GIVEN PASSAGE:
§ §

Paint it yellow for the real world

Nov, 2016 | Pharma

“Many HCPs do not realise that a medicine’s lack of effectiveness is reportable.”

There is a current trend to generate real-world data on medicines. This desire is being fuelled both by pharmaceutical companies and healthcare providers. In a cash restricted healthcare environment, those reimbursing new drugs want to know that they are getting value for money and pharmaceutical companies need further evidence to justify their drug prices, beyond the usual claims of innovation, clinical impact and cost effectiveness. The generation of real-world data seems to be one solution to this conundrum, however the Medicines and Healthcare Products Regulatory Authority (MHRA) has been providing a data set on real-world effectiveness for many years now.

§ §

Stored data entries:
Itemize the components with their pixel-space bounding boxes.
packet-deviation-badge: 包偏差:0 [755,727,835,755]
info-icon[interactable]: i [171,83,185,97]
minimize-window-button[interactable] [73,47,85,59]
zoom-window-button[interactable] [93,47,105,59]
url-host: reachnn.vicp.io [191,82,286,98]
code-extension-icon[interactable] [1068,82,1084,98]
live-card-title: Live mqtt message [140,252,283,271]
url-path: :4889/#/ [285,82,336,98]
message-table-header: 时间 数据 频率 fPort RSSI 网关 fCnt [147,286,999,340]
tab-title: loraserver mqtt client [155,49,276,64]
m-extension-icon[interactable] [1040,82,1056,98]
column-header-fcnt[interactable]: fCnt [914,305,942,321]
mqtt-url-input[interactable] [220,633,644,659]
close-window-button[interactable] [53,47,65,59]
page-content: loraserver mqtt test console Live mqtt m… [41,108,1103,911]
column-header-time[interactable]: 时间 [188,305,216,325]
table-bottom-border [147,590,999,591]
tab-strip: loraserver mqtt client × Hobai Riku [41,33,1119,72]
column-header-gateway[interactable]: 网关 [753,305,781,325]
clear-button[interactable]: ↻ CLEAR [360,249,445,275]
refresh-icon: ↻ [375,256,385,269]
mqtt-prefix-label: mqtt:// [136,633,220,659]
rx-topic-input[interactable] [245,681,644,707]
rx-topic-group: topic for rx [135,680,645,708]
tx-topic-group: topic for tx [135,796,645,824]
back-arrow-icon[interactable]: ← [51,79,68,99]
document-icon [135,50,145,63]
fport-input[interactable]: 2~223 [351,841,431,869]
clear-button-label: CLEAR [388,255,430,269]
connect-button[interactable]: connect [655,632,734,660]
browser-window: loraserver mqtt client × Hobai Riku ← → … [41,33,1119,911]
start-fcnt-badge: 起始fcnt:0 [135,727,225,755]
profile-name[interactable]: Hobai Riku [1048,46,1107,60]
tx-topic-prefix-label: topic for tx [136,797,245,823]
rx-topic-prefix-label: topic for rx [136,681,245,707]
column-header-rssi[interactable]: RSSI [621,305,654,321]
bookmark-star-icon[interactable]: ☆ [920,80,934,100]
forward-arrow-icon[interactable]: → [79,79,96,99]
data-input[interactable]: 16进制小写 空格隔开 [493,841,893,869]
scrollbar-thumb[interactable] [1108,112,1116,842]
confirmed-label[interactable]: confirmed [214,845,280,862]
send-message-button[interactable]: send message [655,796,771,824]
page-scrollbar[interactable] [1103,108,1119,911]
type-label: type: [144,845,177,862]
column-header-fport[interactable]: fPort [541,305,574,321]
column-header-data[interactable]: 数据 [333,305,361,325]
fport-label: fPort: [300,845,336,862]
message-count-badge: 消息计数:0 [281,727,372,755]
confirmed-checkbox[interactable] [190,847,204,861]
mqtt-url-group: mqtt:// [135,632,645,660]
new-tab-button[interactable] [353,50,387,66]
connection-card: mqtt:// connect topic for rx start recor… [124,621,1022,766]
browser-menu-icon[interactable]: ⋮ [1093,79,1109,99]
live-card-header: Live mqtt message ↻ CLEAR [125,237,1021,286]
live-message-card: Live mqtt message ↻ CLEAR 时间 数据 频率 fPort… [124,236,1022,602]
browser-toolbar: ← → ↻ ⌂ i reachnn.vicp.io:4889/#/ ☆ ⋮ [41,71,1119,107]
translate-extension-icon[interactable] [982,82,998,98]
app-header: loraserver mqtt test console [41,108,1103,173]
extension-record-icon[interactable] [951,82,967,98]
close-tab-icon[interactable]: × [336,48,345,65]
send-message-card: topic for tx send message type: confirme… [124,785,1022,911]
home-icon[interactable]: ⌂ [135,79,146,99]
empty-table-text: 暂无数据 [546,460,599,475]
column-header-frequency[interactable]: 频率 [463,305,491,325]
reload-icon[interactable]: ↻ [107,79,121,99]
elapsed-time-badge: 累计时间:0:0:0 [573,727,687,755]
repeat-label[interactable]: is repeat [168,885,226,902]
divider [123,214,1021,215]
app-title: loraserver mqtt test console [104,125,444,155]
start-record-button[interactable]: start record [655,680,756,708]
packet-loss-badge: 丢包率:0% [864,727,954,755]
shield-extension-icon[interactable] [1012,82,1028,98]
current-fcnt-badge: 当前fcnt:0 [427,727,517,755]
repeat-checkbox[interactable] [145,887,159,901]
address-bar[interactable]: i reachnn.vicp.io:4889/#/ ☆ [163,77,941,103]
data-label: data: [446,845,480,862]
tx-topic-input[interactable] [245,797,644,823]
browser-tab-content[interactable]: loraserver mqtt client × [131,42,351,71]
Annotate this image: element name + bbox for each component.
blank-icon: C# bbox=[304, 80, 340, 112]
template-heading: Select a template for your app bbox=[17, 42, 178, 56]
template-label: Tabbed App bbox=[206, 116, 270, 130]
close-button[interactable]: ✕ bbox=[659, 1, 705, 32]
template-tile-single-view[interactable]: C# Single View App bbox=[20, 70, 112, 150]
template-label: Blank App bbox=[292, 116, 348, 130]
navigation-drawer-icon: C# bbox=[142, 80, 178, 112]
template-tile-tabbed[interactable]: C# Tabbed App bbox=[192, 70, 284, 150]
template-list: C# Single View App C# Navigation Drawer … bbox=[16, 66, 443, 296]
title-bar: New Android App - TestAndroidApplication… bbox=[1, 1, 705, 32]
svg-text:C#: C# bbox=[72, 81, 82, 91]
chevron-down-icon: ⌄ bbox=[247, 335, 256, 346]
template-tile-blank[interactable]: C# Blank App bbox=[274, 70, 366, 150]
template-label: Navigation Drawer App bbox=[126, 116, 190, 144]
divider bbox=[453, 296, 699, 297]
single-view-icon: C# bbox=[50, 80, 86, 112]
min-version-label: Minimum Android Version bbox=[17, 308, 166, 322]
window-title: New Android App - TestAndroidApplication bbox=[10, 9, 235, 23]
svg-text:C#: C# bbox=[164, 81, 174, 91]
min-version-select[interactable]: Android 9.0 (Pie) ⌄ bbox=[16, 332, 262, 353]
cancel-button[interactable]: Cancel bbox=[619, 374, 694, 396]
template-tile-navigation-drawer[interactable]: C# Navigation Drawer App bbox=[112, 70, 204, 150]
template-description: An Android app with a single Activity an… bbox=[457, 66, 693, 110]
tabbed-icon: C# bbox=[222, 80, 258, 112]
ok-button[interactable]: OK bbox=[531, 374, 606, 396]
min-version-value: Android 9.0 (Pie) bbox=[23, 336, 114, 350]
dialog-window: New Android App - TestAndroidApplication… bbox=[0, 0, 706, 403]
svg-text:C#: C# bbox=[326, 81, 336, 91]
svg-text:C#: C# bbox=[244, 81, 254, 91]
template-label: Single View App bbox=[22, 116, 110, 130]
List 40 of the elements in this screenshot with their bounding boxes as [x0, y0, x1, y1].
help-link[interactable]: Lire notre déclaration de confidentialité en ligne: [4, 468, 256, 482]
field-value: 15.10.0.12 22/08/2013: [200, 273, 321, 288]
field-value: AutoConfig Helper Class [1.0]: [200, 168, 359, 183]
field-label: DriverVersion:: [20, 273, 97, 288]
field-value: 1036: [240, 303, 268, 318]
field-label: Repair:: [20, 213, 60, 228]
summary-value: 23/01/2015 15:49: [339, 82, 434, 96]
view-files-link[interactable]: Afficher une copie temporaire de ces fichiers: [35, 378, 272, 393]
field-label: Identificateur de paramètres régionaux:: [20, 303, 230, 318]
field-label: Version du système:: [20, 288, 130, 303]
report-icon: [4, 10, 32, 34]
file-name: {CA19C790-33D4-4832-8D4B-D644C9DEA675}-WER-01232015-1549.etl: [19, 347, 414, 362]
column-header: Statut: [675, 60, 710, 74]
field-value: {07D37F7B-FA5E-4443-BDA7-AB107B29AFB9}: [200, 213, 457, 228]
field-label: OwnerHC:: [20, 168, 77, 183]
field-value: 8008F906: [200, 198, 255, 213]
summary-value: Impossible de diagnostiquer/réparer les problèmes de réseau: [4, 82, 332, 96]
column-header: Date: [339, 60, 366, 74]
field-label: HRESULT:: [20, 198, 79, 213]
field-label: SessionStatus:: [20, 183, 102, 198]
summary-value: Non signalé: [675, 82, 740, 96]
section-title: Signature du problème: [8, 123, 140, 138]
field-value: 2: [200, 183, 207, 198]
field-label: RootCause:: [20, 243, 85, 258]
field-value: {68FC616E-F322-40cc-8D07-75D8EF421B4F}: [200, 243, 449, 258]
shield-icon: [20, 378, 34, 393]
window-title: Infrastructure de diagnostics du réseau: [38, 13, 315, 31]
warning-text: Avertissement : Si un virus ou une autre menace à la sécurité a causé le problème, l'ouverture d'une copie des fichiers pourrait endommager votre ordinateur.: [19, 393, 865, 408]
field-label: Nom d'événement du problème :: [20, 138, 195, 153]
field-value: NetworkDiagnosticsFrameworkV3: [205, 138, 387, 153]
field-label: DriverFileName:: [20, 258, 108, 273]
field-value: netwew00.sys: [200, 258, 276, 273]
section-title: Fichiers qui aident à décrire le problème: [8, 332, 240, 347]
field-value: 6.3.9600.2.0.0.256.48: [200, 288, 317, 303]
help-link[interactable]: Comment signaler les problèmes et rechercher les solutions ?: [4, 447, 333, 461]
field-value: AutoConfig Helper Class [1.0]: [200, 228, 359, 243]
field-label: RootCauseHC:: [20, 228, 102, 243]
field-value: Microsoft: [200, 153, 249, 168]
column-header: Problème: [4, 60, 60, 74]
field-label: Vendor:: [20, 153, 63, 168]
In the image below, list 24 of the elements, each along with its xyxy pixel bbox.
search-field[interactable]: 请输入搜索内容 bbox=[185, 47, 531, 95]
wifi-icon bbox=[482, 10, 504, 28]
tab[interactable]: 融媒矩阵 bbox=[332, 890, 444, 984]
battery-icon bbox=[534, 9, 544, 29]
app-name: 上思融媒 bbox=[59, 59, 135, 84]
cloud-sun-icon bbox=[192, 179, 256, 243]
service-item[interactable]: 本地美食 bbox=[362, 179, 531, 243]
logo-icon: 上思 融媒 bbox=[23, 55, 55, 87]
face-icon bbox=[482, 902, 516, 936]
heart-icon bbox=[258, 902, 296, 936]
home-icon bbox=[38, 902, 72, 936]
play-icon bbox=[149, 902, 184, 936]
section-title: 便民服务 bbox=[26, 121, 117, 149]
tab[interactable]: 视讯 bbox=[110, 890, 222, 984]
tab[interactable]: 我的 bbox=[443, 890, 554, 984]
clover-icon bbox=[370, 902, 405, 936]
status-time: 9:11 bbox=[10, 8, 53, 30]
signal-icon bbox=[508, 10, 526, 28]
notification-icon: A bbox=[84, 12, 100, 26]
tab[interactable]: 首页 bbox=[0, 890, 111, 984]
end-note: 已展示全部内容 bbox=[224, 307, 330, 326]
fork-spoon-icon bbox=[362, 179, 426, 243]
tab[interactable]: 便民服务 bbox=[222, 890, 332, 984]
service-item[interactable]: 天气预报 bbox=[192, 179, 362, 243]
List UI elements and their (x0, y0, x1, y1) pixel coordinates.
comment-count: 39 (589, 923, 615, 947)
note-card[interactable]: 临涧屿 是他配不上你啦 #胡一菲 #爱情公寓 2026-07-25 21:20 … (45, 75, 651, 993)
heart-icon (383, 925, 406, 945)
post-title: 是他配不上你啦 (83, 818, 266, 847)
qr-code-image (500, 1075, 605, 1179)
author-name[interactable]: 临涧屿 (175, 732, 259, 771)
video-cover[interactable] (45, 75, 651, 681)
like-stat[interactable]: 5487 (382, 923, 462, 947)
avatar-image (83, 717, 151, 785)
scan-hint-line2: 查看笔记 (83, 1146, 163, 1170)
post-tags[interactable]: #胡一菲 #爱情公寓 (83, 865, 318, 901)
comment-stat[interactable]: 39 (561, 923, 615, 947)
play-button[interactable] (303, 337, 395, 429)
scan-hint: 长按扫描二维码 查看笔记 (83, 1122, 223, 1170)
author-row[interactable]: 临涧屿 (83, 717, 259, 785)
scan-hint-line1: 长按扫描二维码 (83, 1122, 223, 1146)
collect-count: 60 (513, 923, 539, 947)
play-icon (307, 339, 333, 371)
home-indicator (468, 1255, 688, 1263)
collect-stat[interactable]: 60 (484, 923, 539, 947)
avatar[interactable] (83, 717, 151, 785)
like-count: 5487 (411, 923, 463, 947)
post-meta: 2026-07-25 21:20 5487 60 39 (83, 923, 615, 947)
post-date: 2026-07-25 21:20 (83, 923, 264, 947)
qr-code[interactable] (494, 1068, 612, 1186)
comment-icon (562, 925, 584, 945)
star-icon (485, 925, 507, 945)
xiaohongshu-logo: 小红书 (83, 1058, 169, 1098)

§ §

PROBLEM DESCRIPTION: Reproduce the entire article on real-world data for medicines, word for word.

OUTPUT OF THE EXERCISE:
Paint it yellow for the real world

Nov, 2016 | Pharma

“Many HCPs do not realise that a medicine’s lack of effectiveness is reportable.”

There is a current trend to generate real-world data on medicines. This desire is being fuelled both by pharmaceutical companies and healthcare providers. In a cash restricted healthcare environment, those reimbursing new drugs want to know that they are getting value for money and pharmaceutical companies need further evidence to justify their drug prices, beyond the usual claims of innovation, clinical impact and cost effectiveness. The generation of real-world data seems to be one solution to this conundrum, however the Medicines and Healthcare Products Regulatory Authority (MHRA) has been providing a data set on real-world effectiveness for many years now.